[Problem details] Transcribe each record below word for word.

[Stored data entries]
----------------

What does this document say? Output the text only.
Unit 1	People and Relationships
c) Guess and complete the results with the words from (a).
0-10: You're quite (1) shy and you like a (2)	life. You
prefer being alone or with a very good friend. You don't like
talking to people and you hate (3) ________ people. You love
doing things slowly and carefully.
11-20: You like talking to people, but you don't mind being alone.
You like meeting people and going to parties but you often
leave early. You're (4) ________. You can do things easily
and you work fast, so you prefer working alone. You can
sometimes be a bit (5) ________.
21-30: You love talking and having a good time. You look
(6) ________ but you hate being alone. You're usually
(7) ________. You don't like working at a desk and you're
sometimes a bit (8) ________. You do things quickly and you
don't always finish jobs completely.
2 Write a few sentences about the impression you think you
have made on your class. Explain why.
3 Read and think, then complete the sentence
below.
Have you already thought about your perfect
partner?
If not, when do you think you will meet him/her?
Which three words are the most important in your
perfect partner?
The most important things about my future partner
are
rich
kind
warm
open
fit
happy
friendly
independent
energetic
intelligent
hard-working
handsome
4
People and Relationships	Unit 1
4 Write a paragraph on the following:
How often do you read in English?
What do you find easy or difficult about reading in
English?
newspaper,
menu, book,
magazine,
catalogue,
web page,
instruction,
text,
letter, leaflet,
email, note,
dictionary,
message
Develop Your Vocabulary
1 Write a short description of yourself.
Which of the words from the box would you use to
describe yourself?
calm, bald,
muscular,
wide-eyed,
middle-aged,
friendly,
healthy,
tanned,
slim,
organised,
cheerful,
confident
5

----------------

[Problem solution]
What does this document say? Output the text only.
Unit 1	People and Relationships
c) Guess and complete the results with the words from (a).
0-10: You're quite (1) shy and you like a (2)	life. You
prefer being alone or with a very good friend. You don't like
talking to people and you hate (3) ________ people. You love
doing things slowly and carefully.
11-20: You like talking to people, but you don't mind being alone.
You like meeting people and going to parties but you often
leave early. You're (4) ________. You can do things easily
and you work fast, so you prefer working alone. You can
sometimes be a bit (5) ________.
21-30: You love talking and having a good time. You look
(6) ________ but you hate being alone. You're usually
(7) ________. You don't like working at a desk and you're
sometimes a bit (8) ________. You do things quickly and you
don't always finish jobs completely.
2 Write a few sentences about the impression you think you
have made on your class. Explain why.
3 Read and think, then complete the sentence
below.
Have you already thought about your perfect
partner?
If not, when do you think you will meet him/her?
Which three words are the most important in your
perfect partner?
The most important things about my future partner
are
rich
kind
warm
open
fit
happy
friendly
independent
energetic
intelligent
hard-working
handsome
4
People and Relationships	Unit 1
4 Write a paragraph on the following:
How often do you read in English?
What do you find easy or difficult about reading in
English?
newspaper,
menu, book,
magazine,
catalogue,
web page,
instruction,
text,
letter, leaflet,
email, note,
dictionary,
message
Develop Your Vocabulary
1 Write a short description of yourself.
Which of the words from the box would you use to
describe yourself?
calm, bald,
muscular,
wide-eyed,
middle-aged,
friendly,
healthy,
tanned,
slim,
organised,
cheerful,
confident
5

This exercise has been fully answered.